STATED PROBLEM: Find the string "employed" in the entries and copy each line that has it.

---- PROVIDED DATA

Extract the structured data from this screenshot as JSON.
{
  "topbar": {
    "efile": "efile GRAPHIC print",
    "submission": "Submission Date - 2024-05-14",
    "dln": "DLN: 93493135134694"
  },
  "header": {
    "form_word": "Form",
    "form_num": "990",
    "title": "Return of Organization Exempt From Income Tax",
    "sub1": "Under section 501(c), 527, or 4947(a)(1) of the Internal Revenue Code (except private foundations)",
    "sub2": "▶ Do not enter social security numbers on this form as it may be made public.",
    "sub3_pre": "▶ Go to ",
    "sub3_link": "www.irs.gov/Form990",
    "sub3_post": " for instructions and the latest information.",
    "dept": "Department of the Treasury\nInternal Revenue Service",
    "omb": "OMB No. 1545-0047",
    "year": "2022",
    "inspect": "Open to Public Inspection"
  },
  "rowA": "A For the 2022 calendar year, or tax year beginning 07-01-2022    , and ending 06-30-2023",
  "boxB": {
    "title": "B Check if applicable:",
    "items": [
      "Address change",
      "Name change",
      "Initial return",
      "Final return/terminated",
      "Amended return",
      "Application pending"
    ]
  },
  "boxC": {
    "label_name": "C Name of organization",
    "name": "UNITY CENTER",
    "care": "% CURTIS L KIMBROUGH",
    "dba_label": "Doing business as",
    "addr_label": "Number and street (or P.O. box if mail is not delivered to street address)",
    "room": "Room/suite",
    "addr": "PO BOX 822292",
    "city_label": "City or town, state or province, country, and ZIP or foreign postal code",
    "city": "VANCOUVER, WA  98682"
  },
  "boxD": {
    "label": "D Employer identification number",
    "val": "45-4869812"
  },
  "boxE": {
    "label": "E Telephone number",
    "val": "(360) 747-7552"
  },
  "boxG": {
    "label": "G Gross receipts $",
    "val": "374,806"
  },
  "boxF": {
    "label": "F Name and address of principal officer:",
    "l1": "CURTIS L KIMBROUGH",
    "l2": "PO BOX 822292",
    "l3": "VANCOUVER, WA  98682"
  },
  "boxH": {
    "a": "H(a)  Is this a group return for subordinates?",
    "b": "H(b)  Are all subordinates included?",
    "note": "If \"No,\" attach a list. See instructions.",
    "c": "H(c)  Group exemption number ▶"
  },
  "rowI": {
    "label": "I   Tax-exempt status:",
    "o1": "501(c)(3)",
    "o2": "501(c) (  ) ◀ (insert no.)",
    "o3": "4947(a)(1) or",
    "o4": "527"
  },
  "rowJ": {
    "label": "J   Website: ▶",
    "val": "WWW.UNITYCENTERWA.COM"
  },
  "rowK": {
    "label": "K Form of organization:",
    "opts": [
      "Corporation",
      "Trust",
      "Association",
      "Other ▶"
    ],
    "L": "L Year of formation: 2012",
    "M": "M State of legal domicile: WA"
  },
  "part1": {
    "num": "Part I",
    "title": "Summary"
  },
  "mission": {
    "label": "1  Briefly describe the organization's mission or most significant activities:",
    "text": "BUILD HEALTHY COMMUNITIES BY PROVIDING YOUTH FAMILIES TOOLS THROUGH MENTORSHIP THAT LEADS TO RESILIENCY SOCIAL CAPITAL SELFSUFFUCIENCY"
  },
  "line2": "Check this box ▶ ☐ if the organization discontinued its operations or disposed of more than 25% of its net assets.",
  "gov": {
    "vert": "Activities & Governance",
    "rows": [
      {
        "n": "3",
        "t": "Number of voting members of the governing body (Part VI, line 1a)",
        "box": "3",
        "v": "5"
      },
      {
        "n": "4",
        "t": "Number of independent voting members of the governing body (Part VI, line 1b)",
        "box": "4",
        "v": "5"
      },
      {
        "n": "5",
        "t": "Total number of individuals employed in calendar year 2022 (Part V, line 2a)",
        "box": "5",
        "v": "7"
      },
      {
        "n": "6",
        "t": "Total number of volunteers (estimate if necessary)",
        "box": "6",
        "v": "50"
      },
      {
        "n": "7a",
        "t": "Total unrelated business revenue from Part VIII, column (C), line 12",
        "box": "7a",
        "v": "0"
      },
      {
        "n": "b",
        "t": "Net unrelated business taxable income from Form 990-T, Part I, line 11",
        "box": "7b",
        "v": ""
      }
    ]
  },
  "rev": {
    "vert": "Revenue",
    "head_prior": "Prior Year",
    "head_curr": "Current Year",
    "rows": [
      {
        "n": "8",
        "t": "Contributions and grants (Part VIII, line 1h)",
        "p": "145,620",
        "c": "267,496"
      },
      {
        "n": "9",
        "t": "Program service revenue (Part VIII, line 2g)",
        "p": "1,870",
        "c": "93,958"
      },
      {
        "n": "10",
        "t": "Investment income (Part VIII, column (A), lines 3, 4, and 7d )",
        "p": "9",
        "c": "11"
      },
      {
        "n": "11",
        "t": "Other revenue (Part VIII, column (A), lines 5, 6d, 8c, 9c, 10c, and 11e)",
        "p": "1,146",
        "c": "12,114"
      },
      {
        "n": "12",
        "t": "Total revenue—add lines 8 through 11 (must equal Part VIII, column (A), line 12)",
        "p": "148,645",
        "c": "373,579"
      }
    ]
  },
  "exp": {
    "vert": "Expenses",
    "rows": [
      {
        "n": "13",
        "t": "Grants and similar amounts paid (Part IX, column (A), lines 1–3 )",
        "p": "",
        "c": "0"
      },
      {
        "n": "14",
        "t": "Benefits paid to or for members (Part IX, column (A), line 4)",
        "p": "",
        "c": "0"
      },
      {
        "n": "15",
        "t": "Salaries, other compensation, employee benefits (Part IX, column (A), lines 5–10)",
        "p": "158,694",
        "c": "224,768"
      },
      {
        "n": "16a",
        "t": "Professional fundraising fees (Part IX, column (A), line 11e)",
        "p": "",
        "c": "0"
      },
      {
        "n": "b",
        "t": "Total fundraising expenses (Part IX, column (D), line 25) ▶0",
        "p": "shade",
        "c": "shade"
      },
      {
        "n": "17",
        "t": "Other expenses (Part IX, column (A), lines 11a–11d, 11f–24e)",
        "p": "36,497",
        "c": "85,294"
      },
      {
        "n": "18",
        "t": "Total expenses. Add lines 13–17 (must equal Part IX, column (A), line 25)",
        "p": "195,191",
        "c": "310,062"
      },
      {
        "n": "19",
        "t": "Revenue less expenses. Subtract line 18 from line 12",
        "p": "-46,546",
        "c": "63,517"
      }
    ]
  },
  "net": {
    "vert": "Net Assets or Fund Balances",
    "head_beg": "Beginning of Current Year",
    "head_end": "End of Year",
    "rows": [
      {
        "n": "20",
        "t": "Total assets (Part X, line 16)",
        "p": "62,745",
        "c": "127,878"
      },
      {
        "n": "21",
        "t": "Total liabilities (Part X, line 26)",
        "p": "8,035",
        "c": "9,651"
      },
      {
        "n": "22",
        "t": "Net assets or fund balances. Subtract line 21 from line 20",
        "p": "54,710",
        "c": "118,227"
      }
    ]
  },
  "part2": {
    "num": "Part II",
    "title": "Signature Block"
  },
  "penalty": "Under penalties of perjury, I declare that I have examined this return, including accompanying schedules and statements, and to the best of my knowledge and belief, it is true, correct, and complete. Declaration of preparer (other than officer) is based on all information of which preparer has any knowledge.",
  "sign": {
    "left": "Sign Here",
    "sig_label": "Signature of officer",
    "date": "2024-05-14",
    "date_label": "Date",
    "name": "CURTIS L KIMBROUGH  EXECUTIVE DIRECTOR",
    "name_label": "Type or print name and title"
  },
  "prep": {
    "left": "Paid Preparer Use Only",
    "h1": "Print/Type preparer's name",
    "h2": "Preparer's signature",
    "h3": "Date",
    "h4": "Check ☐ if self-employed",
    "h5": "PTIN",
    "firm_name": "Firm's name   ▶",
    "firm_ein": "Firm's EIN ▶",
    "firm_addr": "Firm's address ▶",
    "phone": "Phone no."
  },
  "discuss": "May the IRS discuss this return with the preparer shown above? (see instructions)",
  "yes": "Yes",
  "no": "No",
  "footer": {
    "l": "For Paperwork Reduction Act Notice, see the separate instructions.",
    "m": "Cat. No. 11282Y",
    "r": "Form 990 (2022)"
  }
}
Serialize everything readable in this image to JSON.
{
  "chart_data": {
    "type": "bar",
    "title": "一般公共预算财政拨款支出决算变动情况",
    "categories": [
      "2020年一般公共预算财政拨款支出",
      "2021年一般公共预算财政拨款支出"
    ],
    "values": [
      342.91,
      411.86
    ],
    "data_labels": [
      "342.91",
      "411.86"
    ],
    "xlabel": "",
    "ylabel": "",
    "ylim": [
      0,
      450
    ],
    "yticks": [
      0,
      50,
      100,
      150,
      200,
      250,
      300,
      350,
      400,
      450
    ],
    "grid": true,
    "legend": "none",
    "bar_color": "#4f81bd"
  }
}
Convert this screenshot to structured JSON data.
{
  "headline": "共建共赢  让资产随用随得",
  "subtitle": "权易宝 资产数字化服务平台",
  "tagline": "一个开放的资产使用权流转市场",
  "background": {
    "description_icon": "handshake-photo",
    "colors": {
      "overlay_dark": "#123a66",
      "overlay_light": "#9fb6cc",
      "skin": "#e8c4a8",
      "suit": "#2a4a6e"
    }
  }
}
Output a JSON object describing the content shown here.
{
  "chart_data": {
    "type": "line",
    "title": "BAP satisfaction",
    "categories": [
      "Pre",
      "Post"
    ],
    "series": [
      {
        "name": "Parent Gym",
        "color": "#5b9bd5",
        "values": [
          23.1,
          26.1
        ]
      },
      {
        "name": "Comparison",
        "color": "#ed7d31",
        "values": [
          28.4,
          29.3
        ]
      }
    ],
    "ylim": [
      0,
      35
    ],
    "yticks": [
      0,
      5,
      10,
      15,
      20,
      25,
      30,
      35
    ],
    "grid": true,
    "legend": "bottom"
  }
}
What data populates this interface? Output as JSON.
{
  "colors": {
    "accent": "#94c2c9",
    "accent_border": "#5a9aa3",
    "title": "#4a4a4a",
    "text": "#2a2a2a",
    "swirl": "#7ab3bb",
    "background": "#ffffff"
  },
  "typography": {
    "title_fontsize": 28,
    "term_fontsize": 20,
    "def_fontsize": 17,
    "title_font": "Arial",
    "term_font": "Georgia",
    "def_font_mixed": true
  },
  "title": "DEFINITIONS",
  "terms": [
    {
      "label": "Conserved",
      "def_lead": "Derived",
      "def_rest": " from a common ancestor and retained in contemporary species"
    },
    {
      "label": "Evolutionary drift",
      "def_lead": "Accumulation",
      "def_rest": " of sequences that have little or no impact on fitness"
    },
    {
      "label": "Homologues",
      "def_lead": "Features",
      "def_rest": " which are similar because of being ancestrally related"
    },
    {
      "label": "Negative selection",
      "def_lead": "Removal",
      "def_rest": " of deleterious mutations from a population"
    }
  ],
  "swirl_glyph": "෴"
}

--------

COMPLETE ANSWER:
        "t": "Total number of individuals employed in calendar year 2022 (Part V, line 2a)",
    "h4": "Check ☐ if self-employed",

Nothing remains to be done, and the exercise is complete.